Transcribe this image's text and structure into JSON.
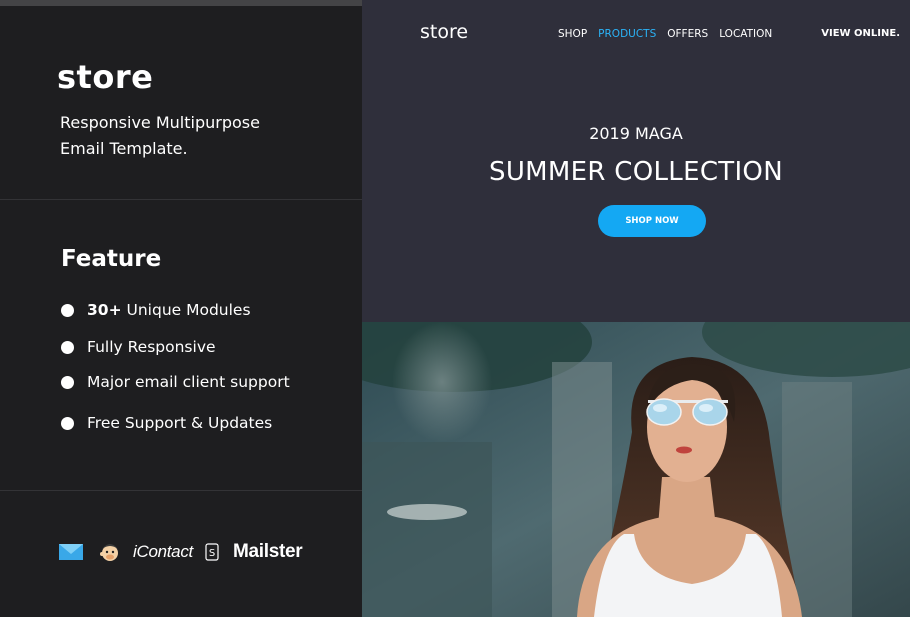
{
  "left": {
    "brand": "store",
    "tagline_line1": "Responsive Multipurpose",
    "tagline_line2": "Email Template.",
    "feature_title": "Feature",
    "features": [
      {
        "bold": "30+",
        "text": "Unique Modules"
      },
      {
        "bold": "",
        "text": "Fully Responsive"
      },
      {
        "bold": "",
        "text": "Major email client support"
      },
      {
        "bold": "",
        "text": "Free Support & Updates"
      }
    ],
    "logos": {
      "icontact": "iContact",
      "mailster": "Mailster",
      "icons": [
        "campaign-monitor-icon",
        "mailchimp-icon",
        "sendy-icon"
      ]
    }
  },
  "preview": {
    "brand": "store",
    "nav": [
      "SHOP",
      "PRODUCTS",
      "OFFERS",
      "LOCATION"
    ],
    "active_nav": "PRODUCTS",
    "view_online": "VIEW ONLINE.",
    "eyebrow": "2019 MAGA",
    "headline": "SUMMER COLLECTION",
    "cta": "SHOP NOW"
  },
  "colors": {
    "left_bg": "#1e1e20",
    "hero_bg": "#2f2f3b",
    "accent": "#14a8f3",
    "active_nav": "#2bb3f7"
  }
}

==

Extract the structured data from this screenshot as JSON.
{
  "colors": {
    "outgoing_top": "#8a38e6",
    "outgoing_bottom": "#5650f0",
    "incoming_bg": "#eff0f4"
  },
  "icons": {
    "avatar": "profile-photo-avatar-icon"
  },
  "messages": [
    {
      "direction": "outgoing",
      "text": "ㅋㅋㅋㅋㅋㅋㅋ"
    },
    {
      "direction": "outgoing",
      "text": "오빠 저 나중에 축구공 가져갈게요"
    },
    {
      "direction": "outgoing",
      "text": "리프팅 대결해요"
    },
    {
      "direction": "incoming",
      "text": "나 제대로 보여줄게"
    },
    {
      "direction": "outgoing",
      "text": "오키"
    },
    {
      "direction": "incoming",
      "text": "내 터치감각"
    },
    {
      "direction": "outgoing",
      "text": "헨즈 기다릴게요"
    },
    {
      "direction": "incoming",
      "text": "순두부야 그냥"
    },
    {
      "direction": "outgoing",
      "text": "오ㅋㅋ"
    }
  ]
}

---

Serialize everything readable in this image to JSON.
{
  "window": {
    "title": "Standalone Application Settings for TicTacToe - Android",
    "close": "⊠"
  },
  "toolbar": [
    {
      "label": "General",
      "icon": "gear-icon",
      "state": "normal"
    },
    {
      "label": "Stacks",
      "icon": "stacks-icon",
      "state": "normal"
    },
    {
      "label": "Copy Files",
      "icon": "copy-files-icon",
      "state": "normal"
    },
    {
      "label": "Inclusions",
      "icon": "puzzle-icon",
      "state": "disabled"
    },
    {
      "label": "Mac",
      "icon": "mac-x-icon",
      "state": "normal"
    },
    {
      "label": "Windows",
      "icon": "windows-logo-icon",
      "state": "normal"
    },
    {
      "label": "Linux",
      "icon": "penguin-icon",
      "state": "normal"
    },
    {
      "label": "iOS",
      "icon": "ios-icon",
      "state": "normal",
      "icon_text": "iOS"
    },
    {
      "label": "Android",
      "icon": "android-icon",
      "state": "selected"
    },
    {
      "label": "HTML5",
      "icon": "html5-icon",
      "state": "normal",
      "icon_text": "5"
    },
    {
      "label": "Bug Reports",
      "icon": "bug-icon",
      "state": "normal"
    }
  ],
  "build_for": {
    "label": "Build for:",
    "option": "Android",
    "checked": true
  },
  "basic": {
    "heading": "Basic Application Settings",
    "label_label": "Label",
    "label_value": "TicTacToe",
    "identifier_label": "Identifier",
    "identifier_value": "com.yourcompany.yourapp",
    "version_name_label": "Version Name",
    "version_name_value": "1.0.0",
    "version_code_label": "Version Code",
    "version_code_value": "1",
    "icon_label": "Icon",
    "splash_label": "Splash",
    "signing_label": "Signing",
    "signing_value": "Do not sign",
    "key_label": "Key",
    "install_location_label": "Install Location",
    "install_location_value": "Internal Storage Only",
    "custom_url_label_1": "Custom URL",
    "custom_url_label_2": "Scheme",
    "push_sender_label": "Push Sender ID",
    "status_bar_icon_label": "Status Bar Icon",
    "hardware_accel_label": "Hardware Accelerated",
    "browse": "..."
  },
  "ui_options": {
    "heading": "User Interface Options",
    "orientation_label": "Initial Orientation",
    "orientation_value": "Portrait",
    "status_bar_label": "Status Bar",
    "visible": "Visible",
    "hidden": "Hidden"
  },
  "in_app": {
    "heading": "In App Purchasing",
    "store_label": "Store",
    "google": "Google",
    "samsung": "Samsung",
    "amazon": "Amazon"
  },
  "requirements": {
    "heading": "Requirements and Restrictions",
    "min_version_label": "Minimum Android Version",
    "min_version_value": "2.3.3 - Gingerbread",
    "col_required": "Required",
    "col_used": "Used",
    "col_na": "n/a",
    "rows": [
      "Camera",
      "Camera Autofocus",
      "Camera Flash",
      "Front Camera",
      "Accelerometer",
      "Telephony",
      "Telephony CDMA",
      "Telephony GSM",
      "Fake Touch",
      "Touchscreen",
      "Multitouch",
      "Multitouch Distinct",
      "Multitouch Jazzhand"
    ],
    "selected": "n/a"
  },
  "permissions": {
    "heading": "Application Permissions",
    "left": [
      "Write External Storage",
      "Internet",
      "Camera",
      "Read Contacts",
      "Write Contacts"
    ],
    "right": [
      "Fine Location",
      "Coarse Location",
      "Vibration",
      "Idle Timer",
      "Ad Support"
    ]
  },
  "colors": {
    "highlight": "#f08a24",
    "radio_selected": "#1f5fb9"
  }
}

* [Required work] Using the records given above, list every line that includes the word "JSON".

* [Reply to the exercise]
Transcribe this image's text and structure into JSON.
Extract the structured data from this screenshot as JSON.
Serialize everything readable in this image to JSON.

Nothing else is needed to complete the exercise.